• _WHAT YOU SHOULD DO_
Copy out every line containing the word "underlying".

[Raw records]
--- Start ---

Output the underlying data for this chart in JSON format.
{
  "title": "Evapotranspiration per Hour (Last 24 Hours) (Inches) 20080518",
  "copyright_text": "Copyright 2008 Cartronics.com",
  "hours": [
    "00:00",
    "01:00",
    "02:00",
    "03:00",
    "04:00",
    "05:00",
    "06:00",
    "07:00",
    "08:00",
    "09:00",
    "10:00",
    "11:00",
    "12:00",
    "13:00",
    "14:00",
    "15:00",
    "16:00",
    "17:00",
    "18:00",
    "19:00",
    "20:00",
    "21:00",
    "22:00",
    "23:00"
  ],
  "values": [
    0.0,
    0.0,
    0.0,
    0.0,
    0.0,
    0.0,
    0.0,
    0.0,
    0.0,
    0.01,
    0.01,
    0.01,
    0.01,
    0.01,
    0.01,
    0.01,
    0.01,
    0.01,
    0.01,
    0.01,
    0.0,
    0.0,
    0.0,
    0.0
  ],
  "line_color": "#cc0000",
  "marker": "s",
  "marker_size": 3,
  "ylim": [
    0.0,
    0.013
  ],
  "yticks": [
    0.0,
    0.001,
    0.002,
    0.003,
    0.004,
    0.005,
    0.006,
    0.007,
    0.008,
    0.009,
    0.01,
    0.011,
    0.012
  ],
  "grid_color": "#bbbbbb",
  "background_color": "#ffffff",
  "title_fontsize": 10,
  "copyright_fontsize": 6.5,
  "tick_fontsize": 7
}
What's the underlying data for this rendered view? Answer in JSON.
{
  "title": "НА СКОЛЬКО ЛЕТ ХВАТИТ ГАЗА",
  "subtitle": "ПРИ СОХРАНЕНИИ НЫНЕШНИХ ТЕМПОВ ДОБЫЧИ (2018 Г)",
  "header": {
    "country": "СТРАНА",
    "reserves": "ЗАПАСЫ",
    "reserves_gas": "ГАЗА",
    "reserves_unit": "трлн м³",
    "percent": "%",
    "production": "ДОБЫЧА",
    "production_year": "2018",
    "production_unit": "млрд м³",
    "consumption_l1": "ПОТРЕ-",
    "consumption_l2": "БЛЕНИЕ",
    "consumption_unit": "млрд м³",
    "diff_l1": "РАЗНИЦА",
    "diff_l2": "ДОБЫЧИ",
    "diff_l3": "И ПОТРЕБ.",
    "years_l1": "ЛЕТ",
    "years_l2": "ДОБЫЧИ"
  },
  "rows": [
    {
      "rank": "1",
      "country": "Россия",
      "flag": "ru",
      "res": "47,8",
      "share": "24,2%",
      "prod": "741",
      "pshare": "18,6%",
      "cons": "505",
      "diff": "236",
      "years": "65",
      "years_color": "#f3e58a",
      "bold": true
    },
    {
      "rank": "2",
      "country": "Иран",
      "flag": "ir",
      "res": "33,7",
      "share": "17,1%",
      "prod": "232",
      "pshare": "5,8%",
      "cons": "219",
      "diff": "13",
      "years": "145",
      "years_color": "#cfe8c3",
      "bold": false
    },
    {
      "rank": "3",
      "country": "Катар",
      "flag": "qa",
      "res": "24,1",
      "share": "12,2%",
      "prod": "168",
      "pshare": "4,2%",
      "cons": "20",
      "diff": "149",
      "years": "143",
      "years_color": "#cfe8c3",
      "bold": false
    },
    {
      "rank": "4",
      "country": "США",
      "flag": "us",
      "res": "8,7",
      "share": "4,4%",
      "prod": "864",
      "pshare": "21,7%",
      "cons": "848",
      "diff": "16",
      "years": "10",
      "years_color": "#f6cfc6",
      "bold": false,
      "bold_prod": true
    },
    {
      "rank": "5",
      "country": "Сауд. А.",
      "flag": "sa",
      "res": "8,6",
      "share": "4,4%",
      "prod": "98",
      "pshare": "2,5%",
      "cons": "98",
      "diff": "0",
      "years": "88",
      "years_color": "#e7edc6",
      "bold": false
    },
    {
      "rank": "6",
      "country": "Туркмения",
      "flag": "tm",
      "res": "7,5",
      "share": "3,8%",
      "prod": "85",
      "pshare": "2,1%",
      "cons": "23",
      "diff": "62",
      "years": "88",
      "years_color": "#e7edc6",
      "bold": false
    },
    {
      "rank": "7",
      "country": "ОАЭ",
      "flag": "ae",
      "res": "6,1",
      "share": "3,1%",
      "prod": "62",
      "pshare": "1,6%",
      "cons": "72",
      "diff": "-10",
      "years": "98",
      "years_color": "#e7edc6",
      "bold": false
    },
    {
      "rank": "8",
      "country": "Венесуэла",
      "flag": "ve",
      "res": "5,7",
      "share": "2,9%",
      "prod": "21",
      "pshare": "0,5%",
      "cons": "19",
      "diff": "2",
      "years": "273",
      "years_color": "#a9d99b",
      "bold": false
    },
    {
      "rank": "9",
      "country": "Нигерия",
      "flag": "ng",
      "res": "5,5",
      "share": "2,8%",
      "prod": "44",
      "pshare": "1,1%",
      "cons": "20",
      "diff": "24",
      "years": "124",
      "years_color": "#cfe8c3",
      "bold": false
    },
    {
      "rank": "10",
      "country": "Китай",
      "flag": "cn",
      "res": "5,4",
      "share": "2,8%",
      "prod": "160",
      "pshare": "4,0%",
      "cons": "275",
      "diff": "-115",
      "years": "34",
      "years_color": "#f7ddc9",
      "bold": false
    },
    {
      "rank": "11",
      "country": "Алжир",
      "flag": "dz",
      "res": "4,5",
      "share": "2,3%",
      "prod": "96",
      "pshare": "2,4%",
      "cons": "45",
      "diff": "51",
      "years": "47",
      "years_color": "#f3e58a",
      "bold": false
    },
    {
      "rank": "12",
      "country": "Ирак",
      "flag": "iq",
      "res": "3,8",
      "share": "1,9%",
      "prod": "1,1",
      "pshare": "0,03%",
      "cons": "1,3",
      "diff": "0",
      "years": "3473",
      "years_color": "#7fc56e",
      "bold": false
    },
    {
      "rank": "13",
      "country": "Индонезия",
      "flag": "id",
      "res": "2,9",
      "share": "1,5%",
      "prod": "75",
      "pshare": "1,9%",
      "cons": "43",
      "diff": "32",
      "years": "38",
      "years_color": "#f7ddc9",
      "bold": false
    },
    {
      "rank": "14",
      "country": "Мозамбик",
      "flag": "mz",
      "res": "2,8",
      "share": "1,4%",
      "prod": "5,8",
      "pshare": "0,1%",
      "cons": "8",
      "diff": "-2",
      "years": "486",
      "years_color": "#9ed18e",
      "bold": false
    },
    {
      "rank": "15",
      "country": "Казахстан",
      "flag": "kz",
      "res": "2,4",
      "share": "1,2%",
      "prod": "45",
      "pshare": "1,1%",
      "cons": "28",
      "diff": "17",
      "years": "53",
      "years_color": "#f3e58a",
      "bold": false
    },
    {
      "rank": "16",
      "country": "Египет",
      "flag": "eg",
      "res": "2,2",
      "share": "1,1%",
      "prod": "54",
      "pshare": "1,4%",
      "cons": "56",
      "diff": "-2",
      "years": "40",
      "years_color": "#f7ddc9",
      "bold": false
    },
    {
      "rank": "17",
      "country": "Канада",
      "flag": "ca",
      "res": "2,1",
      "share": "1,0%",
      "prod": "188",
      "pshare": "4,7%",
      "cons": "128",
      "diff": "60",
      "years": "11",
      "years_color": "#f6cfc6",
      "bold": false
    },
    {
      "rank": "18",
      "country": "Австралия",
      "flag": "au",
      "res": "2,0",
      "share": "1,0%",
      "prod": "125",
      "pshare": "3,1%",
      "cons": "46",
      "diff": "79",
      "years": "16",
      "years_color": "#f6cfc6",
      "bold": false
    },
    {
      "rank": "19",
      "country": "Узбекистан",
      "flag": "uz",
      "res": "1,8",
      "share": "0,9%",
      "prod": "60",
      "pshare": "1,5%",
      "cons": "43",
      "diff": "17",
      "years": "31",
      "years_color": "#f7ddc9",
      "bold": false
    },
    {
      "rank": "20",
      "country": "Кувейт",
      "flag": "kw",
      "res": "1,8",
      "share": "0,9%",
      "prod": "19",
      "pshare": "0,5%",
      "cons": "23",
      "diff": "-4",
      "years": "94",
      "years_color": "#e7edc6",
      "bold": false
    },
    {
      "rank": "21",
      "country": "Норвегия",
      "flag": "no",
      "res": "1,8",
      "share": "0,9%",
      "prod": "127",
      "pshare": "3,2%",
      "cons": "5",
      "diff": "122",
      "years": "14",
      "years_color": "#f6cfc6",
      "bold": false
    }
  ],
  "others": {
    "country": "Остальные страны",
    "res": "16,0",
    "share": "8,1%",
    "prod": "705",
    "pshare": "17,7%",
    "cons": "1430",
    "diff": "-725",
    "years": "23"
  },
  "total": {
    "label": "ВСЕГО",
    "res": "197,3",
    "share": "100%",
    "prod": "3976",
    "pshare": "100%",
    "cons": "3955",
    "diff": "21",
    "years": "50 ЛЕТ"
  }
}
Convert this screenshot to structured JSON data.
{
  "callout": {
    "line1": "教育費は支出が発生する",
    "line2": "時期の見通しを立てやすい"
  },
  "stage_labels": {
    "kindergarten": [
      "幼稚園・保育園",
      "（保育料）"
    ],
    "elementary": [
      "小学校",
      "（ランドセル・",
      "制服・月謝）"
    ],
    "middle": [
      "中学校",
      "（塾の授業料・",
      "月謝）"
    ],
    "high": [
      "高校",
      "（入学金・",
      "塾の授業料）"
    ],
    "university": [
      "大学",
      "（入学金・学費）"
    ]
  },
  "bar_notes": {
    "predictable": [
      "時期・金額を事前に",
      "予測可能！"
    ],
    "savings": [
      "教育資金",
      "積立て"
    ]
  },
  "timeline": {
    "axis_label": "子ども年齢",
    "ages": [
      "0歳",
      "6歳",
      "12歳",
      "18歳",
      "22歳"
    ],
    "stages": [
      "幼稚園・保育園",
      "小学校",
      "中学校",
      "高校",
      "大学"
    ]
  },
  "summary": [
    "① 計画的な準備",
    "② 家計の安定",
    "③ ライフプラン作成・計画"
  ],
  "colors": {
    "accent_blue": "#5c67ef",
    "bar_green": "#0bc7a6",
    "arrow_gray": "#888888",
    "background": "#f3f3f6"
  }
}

--- End ---

• _OUTPUT FOR THIS EXERCISE_
Output the underlying data for this chart in JSON format.
What's the underlying data for this rendered view? Answer in JSON.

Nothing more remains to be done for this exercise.